Task details
Gather all lines from the material that contain the word "tiestructuur".

--------------------------------

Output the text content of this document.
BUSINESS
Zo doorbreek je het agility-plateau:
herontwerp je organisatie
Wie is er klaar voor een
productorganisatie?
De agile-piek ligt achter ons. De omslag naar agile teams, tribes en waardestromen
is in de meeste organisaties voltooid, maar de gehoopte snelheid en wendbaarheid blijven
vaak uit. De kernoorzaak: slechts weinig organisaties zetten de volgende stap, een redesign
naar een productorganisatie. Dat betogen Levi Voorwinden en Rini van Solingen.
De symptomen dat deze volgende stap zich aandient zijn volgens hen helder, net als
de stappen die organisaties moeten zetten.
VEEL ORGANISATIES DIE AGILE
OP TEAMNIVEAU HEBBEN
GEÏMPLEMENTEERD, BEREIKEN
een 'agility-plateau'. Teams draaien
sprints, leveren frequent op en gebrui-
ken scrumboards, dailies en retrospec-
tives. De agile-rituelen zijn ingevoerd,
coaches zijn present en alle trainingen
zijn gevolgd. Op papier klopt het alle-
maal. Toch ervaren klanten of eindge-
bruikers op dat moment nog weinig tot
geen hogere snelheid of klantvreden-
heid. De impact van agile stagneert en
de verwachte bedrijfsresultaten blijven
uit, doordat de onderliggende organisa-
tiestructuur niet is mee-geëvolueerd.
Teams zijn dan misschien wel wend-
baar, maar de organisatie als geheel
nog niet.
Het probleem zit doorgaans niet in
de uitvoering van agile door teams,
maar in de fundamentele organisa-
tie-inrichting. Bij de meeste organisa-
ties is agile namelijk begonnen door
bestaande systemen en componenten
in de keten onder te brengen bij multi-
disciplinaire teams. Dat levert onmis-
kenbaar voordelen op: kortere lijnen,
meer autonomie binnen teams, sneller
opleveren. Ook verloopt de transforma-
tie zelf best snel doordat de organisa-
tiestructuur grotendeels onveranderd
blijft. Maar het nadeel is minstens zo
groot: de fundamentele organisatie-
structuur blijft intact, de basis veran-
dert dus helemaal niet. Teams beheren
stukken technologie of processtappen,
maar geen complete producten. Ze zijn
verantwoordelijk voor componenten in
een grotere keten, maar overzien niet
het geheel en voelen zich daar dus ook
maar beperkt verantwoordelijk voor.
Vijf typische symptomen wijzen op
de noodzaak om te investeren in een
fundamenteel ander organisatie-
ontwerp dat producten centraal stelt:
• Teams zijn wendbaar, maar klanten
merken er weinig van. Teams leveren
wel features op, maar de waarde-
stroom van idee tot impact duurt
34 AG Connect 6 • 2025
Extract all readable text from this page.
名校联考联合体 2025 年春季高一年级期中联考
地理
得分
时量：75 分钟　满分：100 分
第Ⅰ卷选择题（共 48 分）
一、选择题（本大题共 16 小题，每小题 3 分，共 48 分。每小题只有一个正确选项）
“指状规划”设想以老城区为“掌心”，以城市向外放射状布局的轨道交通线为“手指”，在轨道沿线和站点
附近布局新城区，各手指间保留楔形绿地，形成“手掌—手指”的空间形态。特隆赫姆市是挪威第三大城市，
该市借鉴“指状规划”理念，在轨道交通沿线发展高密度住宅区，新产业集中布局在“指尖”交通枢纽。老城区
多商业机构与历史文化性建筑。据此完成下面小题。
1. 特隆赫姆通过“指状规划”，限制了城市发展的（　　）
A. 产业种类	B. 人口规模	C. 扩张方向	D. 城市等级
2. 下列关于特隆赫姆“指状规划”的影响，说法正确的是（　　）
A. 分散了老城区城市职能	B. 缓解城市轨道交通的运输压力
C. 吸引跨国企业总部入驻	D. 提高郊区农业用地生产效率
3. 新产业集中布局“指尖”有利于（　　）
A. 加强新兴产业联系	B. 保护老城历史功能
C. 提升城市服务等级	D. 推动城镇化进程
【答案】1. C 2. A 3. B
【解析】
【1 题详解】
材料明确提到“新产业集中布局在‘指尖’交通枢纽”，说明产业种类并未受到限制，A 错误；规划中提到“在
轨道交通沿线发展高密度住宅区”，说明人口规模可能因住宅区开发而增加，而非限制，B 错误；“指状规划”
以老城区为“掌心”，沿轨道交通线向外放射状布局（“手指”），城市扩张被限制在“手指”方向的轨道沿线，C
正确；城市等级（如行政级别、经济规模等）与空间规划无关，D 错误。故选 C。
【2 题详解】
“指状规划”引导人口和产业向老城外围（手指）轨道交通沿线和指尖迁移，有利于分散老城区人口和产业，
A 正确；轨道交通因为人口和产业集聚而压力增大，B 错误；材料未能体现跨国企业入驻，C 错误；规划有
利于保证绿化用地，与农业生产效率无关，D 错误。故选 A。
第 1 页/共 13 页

--------------------------------

Right answer
tiestructuur niet is mee-geëvolueerd.
tiestructuur grotendeels onveranderd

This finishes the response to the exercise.